Do this:
In the listing below, locate the lines that hold "text" and copy them.

--- BEGIN Data lines ---

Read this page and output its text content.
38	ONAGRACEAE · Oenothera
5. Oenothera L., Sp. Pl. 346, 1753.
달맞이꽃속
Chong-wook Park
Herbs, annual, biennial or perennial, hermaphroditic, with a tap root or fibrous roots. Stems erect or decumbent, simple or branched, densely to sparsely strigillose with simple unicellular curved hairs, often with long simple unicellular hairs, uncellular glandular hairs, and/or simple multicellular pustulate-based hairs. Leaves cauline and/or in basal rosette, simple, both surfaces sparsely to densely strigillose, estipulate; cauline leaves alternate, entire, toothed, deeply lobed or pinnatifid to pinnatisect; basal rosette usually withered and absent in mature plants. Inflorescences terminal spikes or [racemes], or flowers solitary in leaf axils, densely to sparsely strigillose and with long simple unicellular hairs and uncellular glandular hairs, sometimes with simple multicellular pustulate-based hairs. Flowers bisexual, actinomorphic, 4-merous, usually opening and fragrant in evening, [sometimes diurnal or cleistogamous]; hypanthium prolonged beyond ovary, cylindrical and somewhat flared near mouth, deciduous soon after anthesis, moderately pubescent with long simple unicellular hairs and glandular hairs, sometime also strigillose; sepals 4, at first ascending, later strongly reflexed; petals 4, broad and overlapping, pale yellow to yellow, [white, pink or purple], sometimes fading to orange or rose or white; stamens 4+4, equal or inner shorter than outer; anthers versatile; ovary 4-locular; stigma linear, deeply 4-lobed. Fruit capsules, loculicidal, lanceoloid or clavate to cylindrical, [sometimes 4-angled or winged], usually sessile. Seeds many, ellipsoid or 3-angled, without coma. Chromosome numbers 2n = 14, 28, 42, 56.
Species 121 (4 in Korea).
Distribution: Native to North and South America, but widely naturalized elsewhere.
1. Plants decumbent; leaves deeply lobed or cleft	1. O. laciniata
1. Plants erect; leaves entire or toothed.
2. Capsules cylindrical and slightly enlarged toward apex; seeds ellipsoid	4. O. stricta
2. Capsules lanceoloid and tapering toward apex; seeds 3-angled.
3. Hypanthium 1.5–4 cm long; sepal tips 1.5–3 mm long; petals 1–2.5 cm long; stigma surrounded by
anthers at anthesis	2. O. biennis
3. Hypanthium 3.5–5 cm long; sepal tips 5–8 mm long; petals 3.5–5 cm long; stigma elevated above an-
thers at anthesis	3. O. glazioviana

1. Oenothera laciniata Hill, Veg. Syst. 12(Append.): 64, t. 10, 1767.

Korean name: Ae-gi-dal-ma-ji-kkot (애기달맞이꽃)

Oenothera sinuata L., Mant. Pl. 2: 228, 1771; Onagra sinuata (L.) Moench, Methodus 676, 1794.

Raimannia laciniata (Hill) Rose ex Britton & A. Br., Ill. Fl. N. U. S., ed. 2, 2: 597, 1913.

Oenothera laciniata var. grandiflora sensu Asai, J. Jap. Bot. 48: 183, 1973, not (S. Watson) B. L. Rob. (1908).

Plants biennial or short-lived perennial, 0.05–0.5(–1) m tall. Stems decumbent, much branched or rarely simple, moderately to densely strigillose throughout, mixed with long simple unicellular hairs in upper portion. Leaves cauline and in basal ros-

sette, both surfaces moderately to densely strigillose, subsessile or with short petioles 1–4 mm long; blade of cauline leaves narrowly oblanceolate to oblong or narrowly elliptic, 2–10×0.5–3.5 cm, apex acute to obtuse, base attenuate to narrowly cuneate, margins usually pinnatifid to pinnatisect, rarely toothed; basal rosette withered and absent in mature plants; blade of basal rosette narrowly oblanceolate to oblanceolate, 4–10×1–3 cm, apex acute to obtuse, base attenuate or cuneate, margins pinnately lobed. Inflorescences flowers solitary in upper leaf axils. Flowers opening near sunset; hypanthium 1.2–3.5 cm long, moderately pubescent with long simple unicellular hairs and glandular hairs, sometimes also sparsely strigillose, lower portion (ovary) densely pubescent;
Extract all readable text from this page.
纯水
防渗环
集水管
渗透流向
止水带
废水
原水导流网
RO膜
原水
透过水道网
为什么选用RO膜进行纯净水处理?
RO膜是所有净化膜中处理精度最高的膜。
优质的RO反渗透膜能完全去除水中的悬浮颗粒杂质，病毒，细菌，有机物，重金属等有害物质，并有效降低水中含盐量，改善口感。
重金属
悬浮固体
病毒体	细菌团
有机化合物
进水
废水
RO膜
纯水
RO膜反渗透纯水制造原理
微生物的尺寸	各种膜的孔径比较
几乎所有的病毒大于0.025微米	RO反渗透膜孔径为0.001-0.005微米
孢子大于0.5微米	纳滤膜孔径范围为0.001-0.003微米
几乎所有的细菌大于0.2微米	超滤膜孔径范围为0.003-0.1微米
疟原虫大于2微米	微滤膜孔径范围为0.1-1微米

--- END Data lines ---

Solved exercise:
Read this page and output its text content.
Extract all readable text from this page.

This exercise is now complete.